§ **YOUR GOAL**
Count the lines below that contain the word "发布了一组主题为", and reply with only that number.
[RECORD EXTRACTS start]
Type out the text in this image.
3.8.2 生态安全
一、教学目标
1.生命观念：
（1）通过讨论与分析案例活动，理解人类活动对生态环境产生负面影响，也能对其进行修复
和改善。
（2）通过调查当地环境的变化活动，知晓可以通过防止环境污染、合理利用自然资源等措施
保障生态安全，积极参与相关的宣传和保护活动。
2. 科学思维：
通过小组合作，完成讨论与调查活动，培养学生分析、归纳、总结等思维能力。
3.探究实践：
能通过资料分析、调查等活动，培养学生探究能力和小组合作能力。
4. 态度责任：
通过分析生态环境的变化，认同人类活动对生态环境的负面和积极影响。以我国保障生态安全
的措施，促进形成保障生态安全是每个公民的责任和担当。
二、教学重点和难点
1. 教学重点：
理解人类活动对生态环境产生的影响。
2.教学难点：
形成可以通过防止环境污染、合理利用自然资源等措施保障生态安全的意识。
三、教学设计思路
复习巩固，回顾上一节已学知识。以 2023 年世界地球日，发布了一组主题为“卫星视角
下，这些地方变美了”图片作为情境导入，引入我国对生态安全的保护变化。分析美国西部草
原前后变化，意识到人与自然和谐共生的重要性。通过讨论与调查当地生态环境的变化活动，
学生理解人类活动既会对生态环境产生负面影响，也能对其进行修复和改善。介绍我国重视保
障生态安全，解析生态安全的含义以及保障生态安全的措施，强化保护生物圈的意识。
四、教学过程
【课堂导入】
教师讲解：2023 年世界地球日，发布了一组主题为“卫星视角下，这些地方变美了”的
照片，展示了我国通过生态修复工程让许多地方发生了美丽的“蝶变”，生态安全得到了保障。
[RECORD EXTRACTS end]
§ **EXERCISE RESPONSE**
2